• DIRECTIONS
List all lines in the material below that contain "Reform".

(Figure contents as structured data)
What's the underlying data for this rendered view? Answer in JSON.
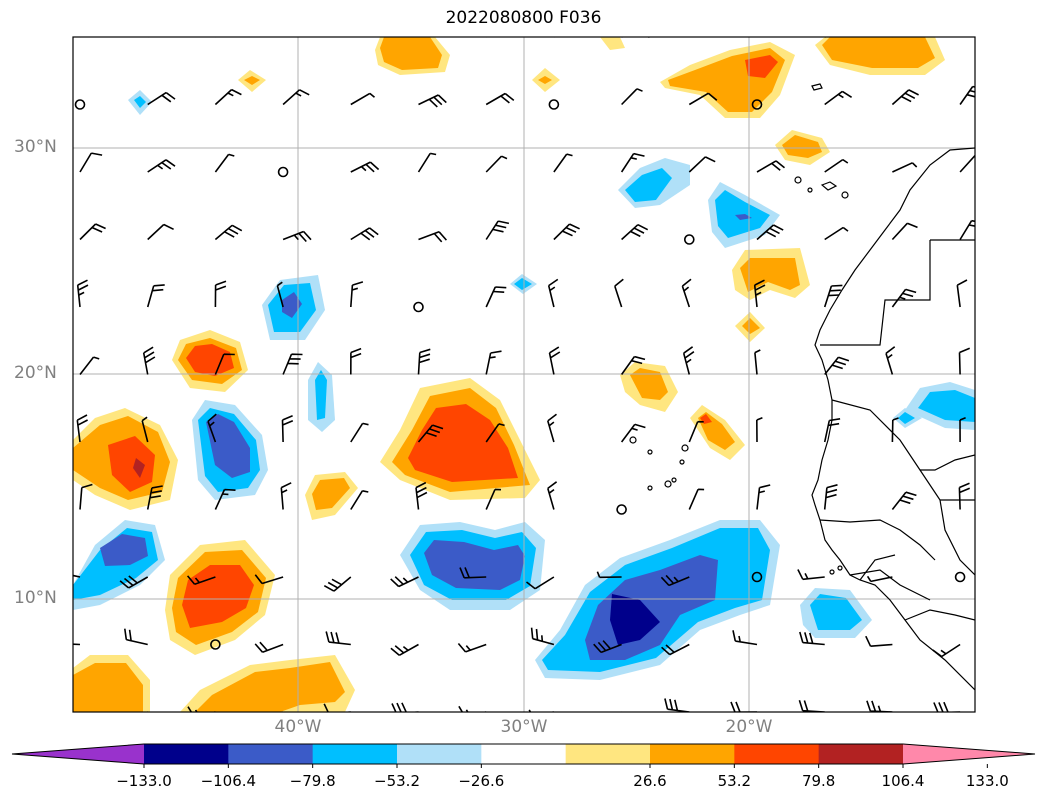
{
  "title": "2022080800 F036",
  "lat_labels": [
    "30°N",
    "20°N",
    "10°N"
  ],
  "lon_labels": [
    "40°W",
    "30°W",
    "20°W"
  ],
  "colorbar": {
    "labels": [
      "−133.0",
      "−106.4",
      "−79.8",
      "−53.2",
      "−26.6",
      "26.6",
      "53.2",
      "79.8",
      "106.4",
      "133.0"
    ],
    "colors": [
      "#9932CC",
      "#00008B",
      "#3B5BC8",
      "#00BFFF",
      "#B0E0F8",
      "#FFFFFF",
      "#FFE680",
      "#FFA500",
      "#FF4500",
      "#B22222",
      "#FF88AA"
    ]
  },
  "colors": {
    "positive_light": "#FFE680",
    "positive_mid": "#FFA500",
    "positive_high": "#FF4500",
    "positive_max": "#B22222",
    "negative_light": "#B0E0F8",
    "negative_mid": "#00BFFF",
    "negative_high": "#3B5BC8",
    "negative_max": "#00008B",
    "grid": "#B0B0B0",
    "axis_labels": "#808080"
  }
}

--

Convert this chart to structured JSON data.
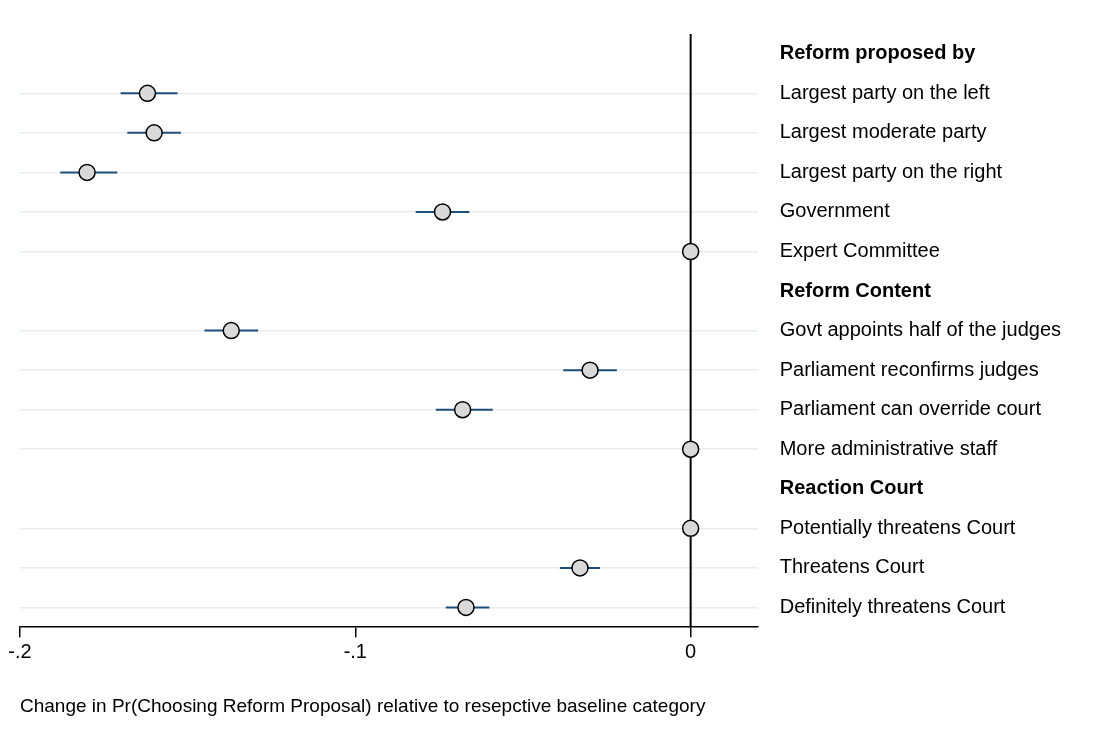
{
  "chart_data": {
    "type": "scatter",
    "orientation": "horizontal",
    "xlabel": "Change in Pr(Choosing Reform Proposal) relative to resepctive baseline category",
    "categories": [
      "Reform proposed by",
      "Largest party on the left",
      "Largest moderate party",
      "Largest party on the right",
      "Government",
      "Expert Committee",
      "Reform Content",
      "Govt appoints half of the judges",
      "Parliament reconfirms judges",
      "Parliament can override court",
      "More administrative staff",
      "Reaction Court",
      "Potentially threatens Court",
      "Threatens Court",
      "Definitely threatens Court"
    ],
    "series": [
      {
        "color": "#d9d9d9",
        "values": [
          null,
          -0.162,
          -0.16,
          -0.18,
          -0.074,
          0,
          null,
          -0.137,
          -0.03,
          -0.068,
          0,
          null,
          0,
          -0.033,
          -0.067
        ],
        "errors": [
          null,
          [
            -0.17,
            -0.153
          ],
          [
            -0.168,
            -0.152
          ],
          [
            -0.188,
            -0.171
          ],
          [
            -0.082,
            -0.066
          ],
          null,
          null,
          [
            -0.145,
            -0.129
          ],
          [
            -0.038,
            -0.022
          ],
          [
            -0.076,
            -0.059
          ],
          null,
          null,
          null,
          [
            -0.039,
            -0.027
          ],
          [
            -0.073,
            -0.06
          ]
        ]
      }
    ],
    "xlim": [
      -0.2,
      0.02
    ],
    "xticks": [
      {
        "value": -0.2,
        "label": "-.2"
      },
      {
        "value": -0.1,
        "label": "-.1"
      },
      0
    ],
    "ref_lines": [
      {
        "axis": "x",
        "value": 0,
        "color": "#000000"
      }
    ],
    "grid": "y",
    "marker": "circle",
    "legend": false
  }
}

--

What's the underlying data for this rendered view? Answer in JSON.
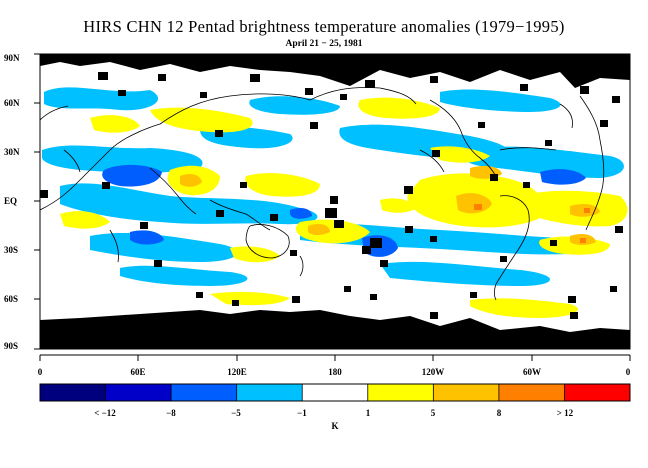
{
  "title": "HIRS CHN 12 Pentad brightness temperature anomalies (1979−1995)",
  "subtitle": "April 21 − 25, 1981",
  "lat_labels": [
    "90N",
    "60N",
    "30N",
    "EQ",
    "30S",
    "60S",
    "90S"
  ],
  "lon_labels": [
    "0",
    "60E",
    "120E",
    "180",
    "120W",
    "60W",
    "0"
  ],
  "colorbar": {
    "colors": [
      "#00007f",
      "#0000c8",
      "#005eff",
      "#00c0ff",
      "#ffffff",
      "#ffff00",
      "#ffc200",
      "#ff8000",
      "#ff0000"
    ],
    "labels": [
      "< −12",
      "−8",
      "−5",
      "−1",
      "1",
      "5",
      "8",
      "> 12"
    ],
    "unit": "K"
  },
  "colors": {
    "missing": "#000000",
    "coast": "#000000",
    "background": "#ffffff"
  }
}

• RESULT BELOW
    "xlabel": "Change in Pr(Choosing Reform Proposal) relative to resepctive baseline category",
      "Reform proposed by",
      "Reform Content",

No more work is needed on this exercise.